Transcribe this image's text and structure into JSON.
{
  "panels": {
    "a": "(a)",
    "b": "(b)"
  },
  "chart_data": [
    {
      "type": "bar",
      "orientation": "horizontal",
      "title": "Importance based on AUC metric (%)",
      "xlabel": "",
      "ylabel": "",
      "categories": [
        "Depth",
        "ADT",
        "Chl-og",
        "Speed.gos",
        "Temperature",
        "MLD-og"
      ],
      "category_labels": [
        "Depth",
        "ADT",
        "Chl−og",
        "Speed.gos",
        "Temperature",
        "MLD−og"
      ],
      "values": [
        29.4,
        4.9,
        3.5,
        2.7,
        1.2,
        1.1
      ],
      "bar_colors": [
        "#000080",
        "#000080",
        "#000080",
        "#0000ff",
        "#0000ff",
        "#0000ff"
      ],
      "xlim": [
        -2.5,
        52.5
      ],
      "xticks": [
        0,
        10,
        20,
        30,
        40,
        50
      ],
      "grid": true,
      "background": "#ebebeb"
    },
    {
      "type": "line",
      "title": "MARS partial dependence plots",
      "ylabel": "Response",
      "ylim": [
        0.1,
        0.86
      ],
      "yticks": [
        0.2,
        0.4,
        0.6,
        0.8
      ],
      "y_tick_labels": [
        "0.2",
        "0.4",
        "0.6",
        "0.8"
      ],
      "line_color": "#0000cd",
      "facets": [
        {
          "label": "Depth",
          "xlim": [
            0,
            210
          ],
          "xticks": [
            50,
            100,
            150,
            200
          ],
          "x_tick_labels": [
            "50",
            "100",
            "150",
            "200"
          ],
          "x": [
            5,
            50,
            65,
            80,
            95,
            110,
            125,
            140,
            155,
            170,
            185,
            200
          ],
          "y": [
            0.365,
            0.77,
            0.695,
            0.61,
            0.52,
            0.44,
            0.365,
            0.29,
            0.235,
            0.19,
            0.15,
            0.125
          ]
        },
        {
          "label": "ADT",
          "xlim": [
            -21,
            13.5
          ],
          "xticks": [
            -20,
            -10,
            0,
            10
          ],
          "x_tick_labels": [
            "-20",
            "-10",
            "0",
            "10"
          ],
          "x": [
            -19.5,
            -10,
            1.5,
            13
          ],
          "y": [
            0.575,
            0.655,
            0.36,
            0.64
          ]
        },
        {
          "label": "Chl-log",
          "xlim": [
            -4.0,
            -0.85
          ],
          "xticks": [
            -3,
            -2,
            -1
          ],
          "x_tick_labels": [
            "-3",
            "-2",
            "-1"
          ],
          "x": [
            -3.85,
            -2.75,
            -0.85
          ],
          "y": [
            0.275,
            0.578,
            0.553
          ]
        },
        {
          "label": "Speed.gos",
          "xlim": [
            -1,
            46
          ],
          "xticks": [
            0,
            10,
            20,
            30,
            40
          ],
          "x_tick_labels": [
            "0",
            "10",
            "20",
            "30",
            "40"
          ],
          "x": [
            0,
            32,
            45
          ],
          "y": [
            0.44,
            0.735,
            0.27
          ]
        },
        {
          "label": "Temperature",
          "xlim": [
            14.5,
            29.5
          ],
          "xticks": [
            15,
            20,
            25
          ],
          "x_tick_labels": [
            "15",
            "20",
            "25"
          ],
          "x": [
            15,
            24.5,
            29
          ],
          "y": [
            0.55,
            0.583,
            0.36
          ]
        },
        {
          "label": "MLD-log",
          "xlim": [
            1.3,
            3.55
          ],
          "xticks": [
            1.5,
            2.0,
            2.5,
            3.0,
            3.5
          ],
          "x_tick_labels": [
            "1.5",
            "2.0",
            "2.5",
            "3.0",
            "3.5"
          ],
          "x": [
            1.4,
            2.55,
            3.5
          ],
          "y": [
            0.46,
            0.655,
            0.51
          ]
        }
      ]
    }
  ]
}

• EXERCISE DESCRIPTION:
The word "title" may appear on some lines of these records; state how many such lines there are, and nothing else.

• FULL ANSWER:
2